▶ Data for the task
%%
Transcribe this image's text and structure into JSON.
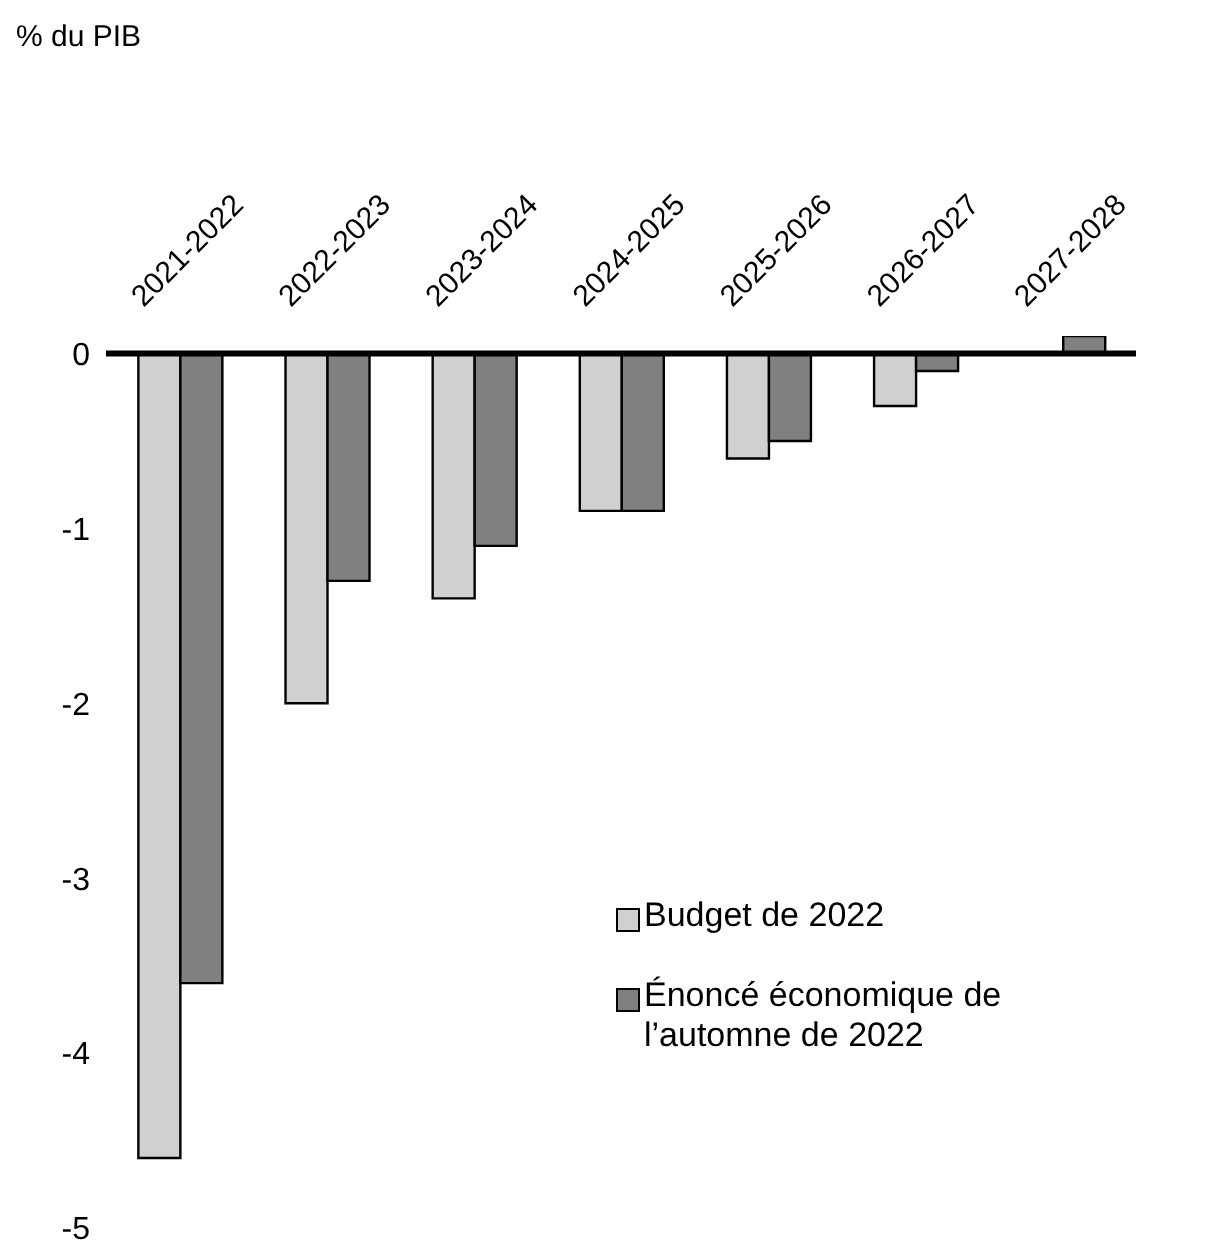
{
  "chart_data": {
    "type": "bar",
    "annotations": [
      "% du PIB"
    ],
    "categories": [
      "2021-2022",
      "2022-2023",
      "2023-2024",
      "2024-2025",
      "2025-2026",
      "2026-2027",
      "2027-2028"
    ],
    "series": [
      {
        "name": "Budget de 2022",
        "color": "#d0d0d0",
        "values": [
          -4.6,
          -2.0,
          -1.4,
          -0.9,
          -0.6,
          -0.3,
          null
        ]
      },
      {
        "name": "Énoncé économique de l’automne de 2022",
        "color": "#808080",
        "values": [
          -3.6,
          -1.3,
          -1.1,
          -0.9,
          -0.5,
          -0.1,
          0.1
        ]
      }
    ],
    "ylim": [
      -5,
      0.1
    ],
    "yticks": [
      -5,
      -4,
      -3,
      -2,
      -1,
      0
    ],
    "legend": "bottom right"
  }
}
%%
▶ Task brief
Do not copy the pictures, but repeat every line exactly.

▶ Solution to this task
Transcribe this image's text and structure into JSON.
{
  "chart_data": {
    "type": "bar",
    "annotations": [
      "% du PIB"
    ],
    "categories": [
      "2021-2022",
      "2022-2023",
      "2023-2024",
      "2024-2025",
      "2025-2026",
      "2026-2027",
      "2027-2028"
    ],
    "series": [
      {
        "name": "Budget de 2022",
        "color": "#d0d0d0",
        "values": [
          -4.6,
          -2.0,
          -1.4,
          -0.9,
          -0.6,
          -0.3,
          null
        ]
      },
      {
        "name": "Énoncé économique de l’automne de 2022",
        "color": "#808080",
        "values": [
          -3.6,
          -1.3,
          -1.1,
          -0.9,
          -0.5,
          -0.1,
          0.1
        ]
      }
    ],
    "ylim": [
      -5,
      0.1
    ],
    "yticks": [
      -5,
      -4,
      -3,
      -2,
      -1,
      0
    ],
    "legend": "bottom right"
  }
}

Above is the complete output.